WORK REQUIRED: Look through the data for the string "DHMZ". Copy every line where it is found.

ENTRIES PROVIDED:
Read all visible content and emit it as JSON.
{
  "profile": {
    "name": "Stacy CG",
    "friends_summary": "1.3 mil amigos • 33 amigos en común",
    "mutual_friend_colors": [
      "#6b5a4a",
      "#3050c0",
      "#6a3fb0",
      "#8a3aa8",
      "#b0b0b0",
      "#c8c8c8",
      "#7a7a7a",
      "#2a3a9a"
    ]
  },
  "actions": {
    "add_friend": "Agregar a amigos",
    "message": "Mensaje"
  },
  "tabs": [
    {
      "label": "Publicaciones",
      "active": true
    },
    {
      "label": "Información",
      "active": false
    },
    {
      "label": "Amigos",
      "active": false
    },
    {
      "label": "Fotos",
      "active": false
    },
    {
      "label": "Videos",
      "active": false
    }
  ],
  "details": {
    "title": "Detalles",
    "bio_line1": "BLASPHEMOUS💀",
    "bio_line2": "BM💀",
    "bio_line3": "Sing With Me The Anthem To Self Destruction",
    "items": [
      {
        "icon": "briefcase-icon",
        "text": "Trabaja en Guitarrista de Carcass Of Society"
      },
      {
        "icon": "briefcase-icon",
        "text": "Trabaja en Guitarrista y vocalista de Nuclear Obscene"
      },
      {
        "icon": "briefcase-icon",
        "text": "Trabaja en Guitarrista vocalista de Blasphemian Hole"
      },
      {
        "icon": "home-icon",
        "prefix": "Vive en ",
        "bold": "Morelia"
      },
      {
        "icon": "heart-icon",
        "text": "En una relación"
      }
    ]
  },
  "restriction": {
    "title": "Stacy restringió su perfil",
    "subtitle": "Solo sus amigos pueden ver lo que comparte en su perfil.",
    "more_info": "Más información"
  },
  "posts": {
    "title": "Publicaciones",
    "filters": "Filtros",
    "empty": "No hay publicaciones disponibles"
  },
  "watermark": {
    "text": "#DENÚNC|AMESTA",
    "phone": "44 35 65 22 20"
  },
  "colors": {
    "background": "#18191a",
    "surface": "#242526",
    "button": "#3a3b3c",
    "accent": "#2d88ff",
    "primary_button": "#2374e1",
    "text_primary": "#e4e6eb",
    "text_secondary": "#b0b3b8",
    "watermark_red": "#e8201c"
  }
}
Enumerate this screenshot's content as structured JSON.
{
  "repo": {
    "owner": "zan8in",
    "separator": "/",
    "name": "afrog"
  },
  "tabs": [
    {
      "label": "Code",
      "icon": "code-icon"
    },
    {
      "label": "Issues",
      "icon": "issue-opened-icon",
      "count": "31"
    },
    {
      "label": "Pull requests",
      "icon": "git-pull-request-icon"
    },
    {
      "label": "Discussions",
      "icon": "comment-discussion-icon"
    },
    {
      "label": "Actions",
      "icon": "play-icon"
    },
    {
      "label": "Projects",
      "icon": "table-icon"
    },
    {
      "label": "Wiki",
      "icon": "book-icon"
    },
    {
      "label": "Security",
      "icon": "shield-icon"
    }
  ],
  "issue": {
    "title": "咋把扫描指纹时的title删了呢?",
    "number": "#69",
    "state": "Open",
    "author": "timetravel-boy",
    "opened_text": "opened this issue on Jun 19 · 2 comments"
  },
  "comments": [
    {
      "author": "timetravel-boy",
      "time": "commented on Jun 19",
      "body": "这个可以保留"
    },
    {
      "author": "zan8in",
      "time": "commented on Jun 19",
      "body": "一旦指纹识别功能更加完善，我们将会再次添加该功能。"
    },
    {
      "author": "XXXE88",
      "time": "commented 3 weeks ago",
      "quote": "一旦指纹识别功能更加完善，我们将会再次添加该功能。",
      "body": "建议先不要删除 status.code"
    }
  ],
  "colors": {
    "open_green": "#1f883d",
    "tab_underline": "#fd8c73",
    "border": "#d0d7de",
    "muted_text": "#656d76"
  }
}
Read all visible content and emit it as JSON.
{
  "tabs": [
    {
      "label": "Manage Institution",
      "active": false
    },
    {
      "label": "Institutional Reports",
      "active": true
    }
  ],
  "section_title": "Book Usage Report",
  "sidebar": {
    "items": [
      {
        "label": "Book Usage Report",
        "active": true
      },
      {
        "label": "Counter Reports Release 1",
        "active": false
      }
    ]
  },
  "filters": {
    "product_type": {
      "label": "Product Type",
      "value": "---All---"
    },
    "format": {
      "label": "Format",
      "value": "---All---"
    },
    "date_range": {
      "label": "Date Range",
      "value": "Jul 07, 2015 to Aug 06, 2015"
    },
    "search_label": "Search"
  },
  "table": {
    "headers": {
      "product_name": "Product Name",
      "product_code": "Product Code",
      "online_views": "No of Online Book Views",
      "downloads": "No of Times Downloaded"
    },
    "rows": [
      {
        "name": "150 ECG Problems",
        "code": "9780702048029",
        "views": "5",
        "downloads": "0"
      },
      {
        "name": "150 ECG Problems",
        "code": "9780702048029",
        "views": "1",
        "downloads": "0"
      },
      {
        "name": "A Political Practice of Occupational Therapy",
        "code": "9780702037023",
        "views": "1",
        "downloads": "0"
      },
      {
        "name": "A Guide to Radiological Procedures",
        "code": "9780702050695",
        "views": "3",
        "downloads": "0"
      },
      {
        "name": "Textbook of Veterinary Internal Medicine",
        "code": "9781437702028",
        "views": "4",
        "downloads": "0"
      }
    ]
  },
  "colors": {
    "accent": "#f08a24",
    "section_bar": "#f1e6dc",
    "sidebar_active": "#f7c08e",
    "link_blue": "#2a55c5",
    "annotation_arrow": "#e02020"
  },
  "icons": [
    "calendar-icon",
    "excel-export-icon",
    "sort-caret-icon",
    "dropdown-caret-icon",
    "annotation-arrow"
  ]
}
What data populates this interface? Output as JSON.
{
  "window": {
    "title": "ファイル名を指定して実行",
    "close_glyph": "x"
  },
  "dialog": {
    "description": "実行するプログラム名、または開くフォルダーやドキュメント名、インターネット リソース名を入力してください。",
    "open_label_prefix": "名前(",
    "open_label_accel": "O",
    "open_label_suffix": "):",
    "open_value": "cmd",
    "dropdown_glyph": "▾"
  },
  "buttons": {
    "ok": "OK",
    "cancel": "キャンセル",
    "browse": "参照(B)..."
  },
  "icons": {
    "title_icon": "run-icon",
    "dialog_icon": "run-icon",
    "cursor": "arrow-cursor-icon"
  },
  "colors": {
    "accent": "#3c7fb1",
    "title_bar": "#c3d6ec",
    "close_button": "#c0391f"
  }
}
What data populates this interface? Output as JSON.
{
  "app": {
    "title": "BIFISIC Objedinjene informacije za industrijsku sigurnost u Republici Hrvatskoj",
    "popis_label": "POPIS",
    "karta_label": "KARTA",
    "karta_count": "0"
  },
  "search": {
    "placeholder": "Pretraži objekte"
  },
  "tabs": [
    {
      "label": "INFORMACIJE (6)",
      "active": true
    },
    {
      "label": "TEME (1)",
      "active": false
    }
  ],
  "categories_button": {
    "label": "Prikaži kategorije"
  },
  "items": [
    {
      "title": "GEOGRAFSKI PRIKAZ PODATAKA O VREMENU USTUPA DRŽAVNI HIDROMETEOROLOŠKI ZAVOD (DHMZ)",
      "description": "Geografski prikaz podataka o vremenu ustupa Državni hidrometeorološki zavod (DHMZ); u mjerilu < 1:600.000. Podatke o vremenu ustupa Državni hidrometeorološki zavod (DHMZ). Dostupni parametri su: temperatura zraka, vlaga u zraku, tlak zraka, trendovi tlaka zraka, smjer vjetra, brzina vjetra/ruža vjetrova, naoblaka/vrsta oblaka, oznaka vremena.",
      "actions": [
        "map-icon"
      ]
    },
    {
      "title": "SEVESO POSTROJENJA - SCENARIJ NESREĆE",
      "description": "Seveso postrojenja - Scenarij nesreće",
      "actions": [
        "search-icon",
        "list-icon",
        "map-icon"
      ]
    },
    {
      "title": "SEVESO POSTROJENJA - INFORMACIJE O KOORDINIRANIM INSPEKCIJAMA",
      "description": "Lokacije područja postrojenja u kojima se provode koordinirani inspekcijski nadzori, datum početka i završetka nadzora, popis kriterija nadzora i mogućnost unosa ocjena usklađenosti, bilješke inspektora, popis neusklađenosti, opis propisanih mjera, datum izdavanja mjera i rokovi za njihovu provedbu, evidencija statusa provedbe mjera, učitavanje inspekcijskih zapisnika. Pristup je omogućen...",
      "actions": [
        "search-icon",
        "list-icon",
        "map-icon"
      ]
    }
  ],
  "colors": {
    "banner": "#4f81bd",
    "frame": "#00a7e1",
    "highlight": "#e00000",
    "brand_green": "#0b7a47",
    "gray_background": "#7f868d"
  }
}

THE REPLY:
      "title": "GEOGRAFSKI PRIKAZ PODATAKA O VREMENU USTUPA DRŽAVNI HIDROMETEOROLOŠKI ZAVOD (DHMZ)",
      "description": "Geografski prikaz podataka o vremenu ustupa Državni hidrometeorološki zavod (DHMZ); u mjerilu < 1:600.000. Podatke o vremenu ustupa Državni hidrometeorološki zavod (DHMZ). Dostupni parametri su: temperatura zraka, vlaga u zraku, tlak zraka, trendovi tlaka zraka, smjer vjetra, brzina vjetra/ruža vjetrova, naoblaka/vrsta oblaka, oznaka vremena.",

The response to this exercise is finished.